WRITTEN PROBLEM:
Copy out each line of the data holding "JSON".

## START ENTRIES PROVIDED

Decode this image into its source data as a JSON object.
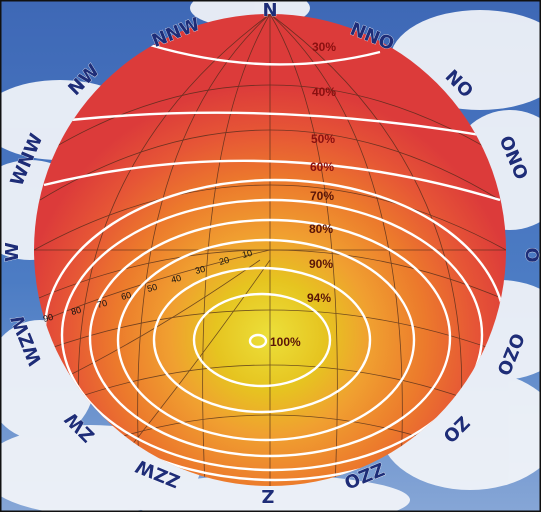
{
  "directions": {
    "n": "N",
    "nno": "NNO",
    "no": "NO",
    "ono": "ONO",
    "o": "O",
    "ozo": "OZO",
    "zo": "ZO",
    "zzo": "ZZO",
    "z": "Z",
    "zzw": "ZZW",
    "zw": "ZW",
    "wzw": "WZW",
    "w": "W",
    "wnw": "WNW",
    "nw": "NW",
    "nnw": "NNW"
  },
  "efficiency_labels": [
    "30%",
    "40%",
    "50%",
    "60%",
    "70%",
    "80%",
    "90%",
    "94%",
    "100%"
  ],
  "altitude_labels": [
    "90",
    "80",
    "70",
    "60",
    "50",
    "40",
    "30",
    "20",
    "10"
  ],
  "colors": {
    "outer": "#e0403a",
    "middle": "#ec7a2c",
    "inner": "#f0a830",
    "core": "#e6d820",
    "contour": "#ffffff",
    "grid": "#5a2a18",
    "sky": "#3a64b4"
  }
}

## END ENTRIES PROVIDED
## START ENTRIES PROVIDED

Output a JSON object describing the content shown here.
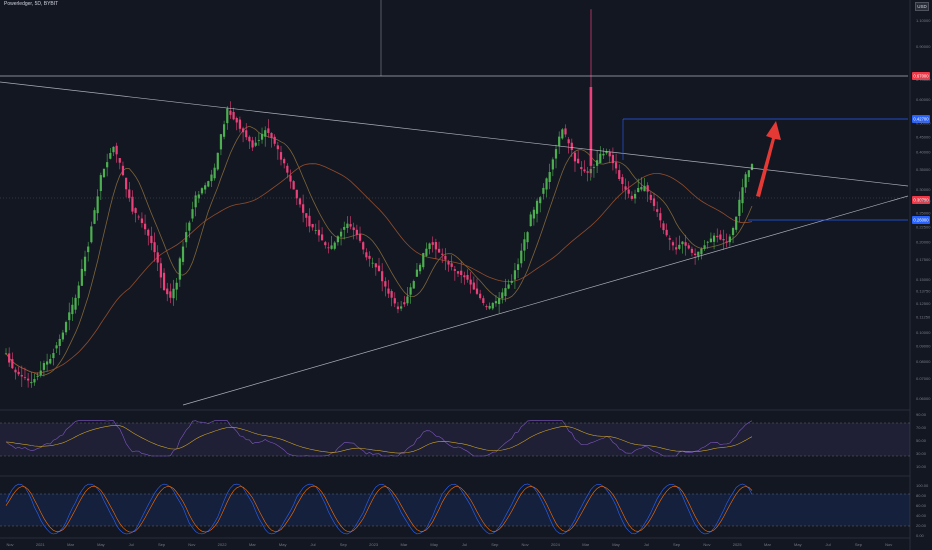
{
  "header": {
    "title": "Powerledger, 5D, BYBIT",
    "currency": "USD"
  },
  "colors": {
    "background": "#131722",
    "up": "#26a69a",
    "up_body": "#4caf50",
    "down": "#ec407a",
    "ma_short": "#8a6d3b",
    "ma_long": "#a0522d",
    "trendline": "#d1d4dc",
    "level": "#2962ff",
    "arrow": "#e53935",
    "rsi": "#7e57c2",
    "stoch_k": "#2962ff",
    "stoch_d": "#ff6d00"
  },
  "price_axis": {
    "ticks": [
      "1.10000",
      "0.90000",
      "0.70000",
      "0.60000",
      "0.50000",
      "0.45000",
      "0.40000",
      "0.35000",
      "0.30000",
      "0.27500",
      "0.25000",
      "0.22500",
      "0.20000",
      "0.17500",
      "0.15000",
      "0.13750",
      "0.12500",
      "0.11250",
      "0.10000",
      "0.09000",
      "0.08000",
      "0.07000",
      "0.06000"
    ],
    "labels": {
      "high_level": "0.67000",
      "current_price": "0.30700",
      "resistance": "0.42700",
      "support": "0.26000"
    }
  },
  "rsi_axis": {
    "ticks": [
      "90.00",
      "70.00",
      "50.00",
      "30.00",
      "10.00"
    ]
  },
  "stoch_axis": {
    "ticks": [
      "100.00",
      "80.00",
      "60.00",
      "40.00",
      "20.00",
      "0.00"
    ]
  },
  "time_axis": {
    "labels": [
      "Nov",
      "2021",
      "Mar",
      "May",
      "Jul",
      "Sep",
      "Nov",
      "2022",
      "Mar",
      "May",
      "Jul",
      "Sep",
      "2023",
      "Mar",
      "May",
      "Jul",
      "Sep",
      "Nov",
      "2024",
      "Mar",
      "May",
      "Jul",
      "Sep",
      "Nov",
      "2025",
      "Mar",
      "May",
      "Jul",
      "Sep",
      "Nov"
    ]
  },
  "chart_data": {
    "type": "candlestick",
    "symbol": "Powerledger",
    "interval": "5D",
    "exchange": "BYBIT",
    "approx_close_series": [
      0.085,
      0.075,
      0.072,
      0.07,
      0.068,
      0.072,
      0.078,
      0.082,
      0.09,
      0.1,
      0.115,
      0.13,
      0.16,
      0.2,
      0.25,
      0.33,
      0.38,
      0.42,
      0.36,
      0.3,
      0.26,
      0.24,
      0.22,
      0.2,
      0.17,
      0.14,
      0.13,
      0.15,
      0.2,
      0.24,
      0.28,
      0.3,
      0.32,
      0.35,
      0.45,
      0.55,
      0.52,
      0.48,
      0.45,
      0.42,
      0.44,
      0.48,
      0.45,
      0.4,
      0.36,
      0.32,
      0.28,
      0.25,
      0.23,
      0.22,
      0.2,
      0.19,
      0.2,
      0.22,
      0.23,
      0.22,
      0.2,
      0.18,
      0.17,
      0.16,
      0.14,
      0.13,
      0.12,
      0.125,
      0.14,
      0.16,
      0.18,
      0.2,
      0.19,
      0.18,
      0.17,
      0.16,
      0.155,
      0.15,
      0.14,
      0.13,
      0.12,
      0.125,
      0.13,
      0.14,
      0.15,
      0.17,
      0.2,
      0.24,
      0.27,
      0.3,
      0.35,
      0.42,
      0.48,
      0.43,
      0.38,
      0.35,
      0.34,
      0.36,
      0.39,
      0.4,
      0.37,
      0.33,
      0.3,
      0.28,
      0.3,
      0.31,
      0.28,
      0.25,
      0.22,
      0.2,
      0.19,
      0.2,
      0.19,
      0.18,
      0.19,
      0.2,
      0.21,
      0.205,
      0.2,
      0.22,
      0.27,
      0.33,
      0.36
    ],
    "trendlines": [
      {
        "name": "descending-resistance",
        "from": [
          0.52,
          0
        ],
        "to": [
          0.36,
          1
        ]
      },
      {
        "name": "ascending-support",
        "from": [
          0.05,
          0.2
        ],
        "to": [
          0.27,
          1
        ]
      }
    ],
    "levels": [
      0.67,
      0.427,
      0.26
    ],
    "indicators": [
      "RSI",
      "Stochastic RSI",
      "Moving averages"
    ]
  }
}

## END ENTRIES PROVIDED

COMPLETE RESPONSE:
Decode this image into its source data as a JSON object.
Output a JSON object describing the content shown here.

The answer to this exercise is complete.